▶ Aim
Whenever a line below holds the word "день", copy that line.

BEGIN

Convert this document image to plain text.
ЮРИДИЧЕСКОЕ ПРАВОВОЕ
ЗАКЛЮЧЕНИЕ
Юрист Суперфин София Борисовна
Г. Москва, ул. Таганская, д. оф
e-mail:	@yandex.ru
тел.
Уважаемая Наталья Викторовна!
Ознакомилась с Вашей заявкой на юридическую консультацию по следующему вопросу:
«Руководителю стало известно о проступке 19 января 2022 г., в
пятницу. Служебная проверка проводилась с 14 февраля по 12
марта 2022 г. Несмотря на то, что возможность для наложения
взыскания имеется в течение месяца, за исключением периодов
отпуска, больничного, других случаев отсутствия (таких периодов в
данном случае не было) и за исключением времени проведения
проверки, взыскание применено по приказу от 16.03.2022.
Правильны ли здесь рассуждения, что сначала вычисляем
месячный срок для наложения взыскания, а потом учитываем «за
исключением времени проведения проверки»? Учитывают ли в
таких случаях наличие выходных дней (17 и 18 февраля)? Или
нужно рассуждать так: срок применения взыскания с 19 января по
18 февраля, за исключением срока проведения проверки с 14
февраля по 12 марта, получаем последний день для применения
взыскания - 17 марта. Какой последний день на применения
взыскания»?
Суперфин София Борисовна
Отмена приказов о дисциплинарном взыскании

END

▶ Task answer
февраля по 12 марта, получаем последний день для применения
взыскания - 17 марта. Какой последний день на применения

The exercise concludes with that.